Short problem: The records are to be restated in their entirety, word for word.

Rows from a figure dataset
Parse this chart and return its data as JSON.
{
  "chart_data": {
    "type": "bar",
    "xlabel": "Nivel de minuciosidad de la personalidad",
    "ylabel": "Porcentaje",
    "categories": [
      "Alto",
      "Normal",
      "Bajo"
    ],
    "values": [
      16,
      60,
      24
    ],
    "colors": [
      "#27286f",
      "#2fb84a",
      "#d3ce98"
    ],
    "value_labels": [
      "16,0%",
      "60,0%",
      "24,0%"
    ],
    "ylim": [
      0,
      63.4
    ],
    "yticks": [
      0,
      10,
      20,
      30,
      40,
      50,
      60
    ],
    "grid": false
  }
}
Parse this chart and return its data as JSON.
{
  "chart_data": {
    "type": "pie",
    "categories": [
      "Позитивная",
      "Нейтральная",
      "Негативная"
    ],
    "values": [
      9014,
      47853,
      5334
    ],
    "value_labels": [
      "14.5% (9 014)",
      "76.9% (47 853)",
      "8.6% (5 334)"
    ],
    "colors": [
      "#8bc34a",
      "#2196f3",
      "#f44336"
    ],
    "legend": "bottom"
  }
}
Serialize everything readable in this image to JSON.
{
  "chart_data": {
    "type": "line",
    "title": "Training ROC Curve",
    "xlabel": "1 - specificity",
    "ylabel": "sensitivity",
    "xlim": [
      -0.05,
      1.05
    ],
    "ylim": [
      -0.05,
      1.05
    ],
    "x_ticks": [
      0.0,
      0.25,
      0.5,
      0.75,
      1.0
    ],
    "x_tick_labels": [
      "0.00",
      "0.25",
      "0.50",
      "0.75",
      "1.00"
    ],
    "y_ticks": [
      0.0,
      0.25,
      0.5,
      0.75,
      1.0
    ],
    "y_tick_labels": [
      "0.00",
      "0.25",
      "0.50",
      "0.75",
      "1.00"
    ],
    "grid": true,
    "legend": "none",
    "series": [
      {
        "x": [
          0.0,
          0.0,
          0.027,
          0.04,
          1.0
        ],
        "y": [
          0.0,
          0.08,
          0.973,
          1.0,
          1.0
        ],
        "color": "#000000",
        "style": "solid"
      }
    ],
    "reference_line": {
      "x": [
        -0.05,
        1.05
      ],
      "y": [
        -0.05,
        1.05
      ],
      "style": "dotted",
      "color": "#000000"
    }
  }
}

Correct output:
Parse this chart and return its data as JSON.
{
  "chart_data": {
    "type": "bar",
    "xlabel": "Nivel de minuciosidad de la personalidad",
    "ylabel": "Porcentaje",
    "categories": [
      "Alto",
      "Normal",
      "Bajo"
    ],
    "values": [
      16,
      60,
      24
    ],
    "colors": [
      "#27286f",
      "#2fb84a",
      "#d3ce98"
    ],
    "value_labels": [
      "16,0%",
      "60,0%",
      "24,0%"
    ],
    "ylim": [
      0,
      63.4
    ],
    "yticks": [
      0,
      10,
      20,
      30,
      40,
      50,
      60
    ],
    "grid": false
  }
}
Parse this chart and return its data as JSON.
{
  "chart_data": {
    "type": "pie",
    "categories": [
      "Позитивная",
      "Нейтральная",
      "Негативная"
    ],
    "values": [
      9014,
      47853,
      5334
    ],
    "value_labels": [
      "14.5% (9 014)",
      "76.9% (47 853)",
      "8.6% (5 334)"
    ],
    "colors": [
      "#8bc34a",
      "#2196f3",
      "#f44336"
    ],
    "legend": "bottom"
  }
}
Serialize everything readable in this image to JSON.
{
  "chart_data": {
    "type": "line",
    "title": "Training ROC Curve",
    "xlabel": "1 - specificity",
    "ylabel": "sensitivity",
    "xlim": [
      -0.05,
      1.05
    ],
    "ylim": [
      -0.05,
      1.05
    ],
    "x_ticks": [
      0.0,
      0.25,
      0.5,
      0.75,
      1.0
    ],
    "x_tick_labels": [
      "0.00",
      "0.25",
      "0.50",
      "0.75",
      "1.00"
    ],
    "y_ticks": [
      0.0,
      0.25,
      0.5,
      0.75,
      1.0
    ],
    "y_tick_labels": [
      "0.00",
      "0.25",
      "0.50",
      "0.75",
      "1.00"
    ],
    "grid": true,
    "legend": "none",
    "series": [
      {
        "x": [
          0.0,
          0.0,
          0.027,
          0.04,
          1.0
        ],
        "y": [
          0.0,
          0.08,
          0.973,
          1.0,
          1.0
        ],
        "color": "#000000",
        "style": "solid"
      }
    ],
    "reference_line": {
      "x": [
        -0.05,
        1.05
      ],
      "y": [
        -0.05,
        1.05
      ],
      "style": "dotted",
      "color": "#000000"
    }
  }
}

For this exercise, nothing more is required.